### Stated problem
Copy out all the lines in the records that include the word "this".

### Supplied records
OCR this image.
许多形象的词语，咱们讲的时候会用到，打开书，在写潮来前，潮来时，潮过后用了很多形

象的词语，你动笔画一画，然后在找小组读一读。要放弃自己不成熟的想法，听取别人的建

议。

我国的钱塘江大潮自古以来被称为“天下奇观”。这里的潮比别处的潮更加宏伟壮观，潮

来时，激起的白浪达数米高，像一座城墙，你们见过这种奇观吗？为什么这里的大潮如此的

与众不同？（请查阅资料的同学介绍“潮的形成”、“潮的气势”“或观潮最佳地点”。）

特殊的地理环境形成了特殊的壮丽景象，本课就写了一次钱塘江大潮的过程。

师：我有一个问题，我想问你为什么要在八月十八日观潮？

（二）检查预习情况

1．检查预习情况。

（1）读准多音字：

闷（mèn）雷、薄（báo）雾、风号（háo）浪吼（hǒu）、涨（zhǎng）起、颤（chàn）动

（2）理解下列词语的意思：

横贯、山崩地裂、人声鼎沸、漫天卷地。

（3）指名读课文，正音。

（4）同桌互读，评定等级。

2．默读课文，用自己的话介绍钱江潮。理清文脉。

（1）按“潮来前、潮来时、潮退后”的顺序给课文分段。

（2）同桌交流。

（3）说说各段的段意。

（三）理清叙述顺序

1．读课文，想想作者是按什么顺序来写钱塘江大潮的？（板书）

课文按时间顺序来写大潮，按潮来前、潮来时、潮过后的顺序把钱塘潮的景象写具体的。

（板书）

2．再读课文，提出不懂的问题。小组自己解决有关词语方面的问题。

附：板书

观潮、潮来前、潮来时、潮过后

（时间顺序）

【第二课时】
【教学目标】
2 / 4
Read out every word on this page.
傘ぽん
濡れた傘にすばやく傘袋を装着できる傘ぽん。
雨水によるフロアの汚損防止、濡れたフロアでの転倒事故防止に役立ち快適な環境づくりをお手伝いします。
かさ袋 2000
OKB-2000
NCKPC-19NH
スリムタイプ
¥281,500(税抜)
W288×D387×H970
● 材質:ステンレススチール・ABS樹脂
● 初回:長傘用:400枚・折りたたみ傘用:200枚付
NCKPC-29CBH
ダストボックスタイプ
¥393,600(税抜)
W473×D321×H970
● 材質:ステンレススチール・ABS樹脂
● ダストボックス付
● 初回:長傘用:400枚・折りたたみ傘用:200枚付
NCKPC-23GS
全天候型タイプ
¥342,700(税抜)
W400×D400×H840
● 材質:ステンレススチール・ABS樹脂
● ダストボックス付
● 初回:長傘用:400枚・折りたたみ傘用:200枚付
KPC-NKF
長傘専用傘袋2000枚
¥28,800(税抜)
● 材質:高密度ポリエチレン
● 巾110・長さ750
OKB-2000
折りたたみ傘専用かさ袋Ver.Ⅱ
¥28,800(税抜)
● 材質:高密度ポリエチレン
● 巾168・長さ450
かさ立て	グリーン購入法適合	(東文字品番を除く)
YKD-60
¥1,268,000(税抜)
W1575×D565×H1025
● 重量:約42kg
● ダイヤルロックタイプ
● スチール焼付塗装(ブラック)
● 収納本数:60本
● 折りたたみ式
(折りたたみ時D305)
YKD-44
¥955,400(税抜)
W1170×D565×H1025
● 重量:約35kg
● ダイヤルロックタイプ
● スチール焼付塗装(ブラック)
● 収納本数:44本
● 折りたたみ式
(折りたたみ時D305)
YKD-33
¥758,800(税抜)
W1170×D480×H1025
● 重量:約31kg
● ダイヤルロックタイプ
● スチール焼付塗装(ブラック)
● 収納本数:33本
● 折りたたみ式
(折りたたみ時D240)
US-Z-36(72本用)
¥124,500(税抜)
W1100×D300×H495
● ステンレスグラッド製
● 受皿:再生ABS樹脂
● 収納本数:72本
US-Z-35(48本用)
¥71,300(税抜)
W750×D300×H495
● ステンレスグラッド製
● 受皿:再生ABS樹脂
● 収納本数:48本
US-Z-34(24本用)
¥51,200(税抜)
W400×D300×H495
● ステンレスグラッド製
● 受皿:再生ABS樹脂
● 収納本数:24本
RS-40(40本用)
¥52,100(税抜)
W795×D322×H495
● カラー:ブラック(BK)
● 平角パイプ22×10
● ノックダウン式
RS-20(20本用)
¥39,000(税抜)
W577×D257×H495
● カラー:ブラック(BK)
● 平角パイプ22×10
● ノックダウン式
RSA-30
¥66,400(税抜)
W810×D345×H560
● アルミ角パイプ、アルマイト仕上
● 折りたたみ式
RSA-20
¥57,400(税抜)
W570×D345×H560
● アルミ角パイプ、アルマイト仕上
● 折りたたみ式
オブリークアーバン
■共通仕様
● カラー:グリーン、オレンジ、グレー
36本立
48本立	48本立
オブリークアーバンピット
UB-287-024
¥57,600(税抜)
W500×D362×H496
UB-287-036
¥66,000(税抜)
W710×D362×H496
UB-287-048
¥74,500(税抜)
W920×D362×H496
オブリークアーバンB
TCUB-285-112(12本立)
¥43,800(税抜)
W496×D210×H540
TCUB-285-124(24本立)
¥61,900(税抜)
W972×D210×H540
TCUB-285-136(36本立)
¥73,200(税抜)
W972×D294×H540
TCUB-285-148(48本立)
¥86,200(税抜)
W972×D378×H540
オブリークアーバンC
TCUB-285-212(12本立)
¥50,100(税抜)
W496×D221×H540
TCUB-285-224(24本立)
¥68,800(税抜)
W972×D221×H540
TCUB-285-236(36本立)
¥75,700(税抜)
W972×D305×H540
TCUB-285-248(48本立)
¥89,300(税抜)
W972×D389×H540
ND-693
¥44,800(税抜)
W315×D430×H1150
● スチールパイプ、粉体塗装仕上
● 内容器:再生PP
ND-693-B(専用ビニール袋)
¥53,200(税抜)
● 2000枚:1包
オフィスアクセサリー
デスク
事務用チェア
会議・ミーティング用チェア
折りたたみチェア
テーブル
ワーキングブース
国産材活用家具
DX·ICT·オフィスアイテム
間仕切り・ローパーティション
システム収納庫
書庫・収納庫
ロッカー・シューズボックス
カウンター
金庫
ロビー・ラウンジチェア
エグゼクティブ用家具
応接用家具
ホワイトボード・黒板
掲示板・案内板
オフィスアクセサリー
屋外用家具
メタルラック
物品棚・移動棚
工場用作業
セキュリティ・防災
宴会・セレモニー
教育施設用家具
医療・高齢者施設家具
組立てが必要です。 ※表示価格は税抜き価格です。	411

### The completed task
OCR this image.
Read out every word on this page.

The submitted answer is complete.